[Objective] Reproduce all of the material exactly as shown.
====== The records ======
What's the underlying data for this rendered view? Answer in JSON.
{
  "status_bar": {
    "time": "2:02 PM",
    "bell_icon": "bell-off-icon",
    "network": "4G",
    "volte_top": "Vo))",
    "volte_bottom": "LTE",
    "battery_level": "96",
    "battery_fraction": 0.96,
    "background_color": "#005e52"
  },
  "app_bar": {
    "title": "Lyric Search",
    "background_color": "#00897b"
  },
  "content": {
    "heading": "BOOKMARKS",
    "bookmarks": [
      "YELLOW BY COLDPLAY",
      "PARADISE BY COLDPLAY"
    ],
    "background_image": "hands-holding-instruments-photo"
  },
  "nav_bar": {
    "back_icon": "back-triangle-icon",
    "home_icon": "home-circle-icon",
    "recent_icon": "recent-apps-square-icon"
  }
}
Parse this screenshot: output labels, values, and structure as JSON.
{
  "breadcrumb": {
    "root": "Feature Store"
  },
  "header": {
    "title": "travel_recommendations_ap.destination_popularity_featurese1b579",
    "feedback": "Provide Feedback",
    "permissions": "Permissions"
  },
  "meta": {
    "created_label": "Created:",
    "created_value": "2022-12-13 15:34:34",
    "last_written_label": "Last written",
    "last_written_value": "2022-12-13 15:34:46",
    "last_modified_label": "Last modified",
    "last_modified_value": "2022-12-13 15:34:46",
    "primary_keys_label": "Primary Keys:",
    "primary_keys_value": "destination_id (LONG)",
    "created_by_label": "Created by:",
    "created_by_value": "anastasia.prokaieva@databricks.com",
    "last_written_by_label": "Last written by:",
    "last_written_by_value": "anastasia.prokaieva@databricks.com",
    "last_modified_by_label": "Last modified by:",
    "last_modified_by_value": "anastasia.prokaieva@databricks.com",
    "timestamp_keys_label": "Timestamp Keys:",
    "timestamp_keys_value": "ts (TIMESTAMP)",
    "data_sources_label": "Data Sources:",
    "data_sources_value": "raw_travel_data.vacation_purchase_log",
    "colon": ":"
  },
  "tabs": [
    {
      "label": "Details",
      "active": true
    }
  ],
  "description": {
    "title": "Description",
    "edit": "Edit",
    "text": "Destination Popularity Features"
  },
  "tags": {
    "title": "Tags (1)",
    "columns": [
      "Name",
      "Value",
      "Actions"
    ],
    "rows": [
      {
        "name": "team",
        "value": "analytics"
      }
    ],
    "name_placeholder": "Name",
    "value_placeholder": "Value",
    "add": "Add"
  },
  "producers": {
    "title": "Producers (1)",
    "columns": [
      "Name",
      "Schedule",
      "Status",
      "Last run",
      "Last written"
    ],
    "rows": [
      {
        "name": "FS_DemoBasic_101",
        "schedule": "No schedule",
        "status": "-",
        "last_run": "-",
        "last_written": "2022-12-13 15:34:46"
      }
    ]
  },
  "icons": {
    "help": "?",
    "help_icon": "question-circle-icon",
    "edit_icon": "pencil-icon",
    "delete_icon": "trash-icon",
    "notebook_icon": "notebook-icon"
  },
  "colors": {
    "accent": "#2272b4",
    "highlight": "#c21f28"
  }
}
======
[Task output]
What's the underlying data for this rendered view? Answer in JSON.
{
  "status_bar": {
    "time": "2:02 PM",
    "bell_icon": "bell-off-icon",
    "network": "4G",
    "volte_top": "Vo))",
    "volte_bottom": "LTE",
    "battery_level": "96",
    "battery_fraction": 0.96,
    "background_color": "#005e52"
  },
  "app_bar": {
    "title": "Lyric Search",
    "background_color": "#00897b"
  },
  "content": {
    "heading": "BOOKMARKS",
    "bookmarks": [
      "YELLOW BY COLDPLAY",
      "PARADISE BY COLDPLAY"
    ],
    "background_image": "hands-holding-instruments-photo"
  },
  "nav_bar": {
    "back_icon": "back-triangle-icon",
    "home_icon": "home-circle-icon",
    "recent_icon": "recent-apps-square-icon"
  }
}
Parse this screenshot: output labels, values, and structure as JSON.
{
  "breadcrumb": {
    "root": "Feature Store"
  },
  "header": {
    "title": "travel_recommendations_ap.destination_popularity_featurese1b579",
    "feedback": "Provide Feedback",
    "permissions": "Permissions"
  },
  "meta": {
    "created_label": "Created:",
    "created_value": "2022-12-13 15:34:34",
    "last_written_label": "Last written",
    "last_written_value": "2022-12-13 15:34:46",
    "last_modified_label": "Last modified",
    "last_modified_value": "2022-12-13 15:34:46",
    "primary_keys_label": "Primary Keys:",
    "primary_keys_value": "destination_id (LONG)",
    "created_by_label": "Created by:",
    "created_by_value": "anastasia.prokaieva@databricks.com",
    "last_written_by_label": "Last written by:",
    "last_written_by_value": "anastasia.prokaieva@databricks.com",
    "last_modified_by_label": "Last modified by:",
    "last_modified_by_value": "anastasia.prokaieva@databricks.com",
    "timestamp_keys_label": "Timestamp Keys:",
    "timestamp_keys_value": "ts (TIMESTAMP)",
    "data_sources_label": "Data Sources:",
    "data_sources_value": "raw_travel_data.vacation_purchase_log",
    "colon": ":"
  },
  "tabs": [
    {
      "label": "Details",
      "active": true
    }
  ],
  "description": {
    "title": "Description",
    "edit": "Edit",
    "text": "Destination Popularity Features"
  },
  "tags": {
    "title": "Tags (1)",
    "columns": [
      "Name",
      "Value",
      "Actions"
    ],
    "rows": [
      {
        "name": "team",
        "value": "analytics"
      }
    ],
    "name_placeholder": "Name",
    "value_placeholder": "Value",
    "add": "Add"
  },
  "producers": {
    "title": "Producers (1)",
    "columns": [
      "Name",
      "Schedule",
      "Status",
      "Last run",
      "Last written"
    ],
    "rows": [
      {
        "name": "FS_DemoBasic_101",
        "schedule": "No schedule",
        "status": "-",
        "last_run": "-",
        "last_written": "2022-12-13 15:34:46"
      }
    ]
  },
  "icons": {
    "help": "?",
    "help_icon": "question-circle-icon",
    "edit_icon": "pencil-icon",
    "delete_icon": "trash-icon",
    "notebook_icon": "notebook-icon"
  },
  "colors": {
    "accent": "#2272b4",
    "highlight": "#c21f28"
  }
}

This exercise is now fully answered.